Collect each line of the records containing the string "problems".

— start Raw data —

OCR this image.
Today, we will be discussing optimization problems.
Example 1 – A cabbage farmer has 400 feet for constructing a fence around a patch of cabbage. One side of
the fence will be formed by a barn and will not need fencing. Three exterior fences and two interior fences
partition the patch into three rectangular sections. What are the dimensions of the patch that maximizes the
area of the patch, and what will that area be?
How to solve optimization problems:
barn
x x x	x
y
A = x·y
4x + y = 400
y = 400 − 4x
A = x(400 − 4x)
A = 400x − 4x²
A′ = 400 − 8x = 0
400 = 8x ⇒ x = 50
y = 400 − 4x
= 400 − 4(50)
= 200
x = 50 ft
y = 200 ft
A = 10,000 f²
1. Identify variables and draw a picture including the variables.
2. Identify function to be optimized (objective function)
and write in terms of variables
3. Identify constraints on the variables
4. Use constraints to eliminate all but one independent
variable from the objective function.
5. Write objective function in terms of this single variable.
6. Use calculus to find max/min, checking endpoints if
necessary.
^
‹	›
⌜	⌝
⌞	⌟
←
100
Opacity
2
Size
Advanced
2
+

— end Raw data —

_Solved exercise_.
Today, we will be discussing optimization problems.
How to solve optimization problems:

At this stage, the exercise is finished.